◆ Task description ◆
Would you retype all of these records exactly?

◆ Input material ◆

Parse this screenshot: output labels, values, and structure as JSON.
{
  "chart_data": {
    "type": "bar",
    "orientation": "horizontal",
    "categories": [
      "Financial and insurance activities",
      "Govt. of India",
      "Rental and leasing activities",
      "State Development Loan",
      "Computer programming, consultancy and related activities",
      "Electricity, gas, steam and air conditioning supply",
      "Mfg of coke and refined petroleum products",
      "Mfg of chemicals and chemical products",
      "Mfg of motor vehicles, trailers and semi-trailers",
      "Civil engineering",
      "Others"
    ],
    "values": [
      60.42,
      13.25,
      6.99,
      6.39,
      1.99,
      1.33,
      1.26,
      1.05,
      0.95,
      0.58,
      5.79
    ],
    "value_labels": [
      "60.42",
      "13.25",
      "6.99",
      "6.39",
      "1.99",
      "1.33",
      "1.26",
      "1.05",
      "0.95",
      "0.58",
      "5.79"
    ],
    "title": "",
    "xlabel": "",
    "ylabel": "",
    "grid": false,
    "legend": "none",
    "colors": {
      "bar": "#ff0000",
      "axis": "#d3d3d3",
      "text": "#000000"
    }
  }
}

◆ Answer to this task ◆
Parse this screenshot: output labels, values, and structure as JSON.
{
  "chart_data": {
    "type": "bar",
    "orientation": "horizontal",
    "categories": [
      "Financial and insurance activities",
      "Govt. of India",
      "Rental and leasing activities",
      "State Development Loan",
      "Computer programming, consultancy and related activities",
      "Electricity, gas, steam and air conditioning supply",
      "Mfg of coke and refined petroleum products",
      "Mfg of chemicals and chemical products",
      "Mfg of motor vehicles, trailers and semi-trailers",
      "Civil engineering",
      "Others"
    ],
    "values": [
      60.42,
      13.25,
      6.99,
      6.39,
      1.99,
      1.33,
      1.26,
      1.05,
      0.95,
      0.58,
      5.79
    ],
    "value_labels": [
      "60.42",
      "13.25",
      "6.99",
      "6.39",
      "1.99",
      "1.33",
      "1.26",
      "1.05",
      "0.95",
      "0.58",
      "5.79"
    ],
    "title": "",
    "xlabel": "",
    "ylabel": "",
    "grid": false,
    "legend": "none",
    "colors": {
      "bar": "#ff0000",
      "axis": "#d3d3d3",
      "text": "#000000"
    }
  }
}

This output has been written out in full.